GIVEN INSTRUCTION: Pull out every line below that contains the word "percent".

(Data records)

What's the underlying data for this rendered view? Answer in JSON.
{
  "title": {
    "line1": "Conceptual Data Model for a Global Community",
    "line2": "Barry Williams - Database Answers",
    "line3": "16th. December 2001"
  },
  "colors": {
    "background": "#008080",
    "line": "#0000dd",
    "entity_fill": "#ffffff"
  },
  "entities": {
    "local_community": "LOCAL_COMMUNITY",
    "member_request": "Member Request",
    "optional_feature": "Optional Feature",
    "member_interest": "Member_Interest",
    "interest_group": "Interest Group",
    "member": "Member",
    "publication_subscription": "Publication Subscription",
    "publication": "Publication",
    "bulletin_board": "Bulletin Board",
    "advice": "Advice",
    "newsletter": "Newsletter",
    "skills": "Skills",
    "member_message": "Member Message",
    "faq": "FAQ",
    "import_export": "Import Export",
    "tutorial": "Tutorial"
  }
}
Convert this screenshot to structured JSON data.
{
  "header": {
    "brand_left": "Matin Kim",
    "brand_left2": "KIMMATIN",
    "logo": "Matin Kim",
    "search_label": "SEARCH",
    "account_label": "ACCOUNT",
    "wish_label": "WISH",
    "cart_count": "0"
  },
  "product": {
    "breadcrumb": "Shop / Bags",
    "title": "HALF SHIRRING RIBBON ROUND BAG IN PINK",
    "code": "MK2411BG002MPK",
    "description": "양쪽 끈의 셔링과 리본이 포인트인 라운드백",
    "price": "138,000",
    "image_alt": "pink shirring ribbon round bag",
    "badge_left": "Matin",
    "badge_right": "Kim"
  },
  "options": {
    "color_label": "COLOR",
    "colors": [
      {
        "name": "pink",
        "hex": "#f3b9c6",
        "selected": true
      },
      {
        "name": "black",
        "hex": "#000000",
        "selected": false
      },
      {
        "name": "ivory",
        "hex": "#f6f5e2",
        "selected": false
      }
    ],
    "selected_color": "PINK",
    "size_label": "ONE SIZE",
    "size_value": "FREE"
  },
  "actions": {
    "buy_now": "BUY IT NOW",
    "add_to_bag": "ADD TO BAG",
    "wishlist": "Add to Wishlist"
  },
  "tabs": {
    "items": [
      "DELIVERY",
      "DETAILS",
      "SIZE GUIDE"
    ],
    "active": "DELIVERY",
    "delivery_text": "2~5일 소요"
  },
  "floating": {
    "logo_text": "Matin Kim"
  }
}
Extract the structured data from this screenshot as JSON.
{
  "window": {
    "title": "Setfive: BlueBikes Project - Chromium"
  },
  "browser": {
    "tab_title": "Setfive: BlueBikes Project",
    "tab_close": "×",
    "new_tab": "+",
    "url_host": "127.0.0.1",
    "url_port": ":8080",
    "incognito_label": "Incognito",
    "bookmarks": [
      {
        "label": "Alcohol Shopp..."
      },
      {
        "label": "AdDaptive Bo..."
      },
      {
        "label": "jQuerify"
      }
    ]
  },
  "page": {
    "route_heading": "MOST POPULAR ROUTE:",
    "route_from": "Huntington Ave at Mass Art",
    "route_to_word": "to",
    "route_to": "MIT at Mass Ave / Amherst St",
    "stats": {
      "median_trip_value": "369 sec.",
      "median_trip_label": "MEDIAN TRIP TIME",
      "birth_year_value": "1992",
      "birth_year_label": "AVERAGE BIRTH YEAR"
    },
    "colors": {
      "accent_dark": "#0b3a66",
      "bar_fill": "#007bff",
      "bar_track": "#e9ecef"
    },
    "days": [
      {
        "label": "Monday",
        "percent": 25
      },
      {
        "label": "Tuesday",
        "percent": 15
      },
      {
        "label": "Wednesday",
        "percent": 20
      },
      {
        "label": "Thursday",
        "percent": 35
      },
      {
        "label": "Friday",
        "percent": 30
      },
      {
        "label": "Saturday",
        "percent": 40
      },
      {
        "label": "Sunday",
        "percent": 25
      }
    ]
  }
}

WRITTEN RESPONSE:
        "percent": 25
        "percent": 15
        "percent": 20
        "percent": 35
        "percent": 30
        "percent": 40
        "percent": 25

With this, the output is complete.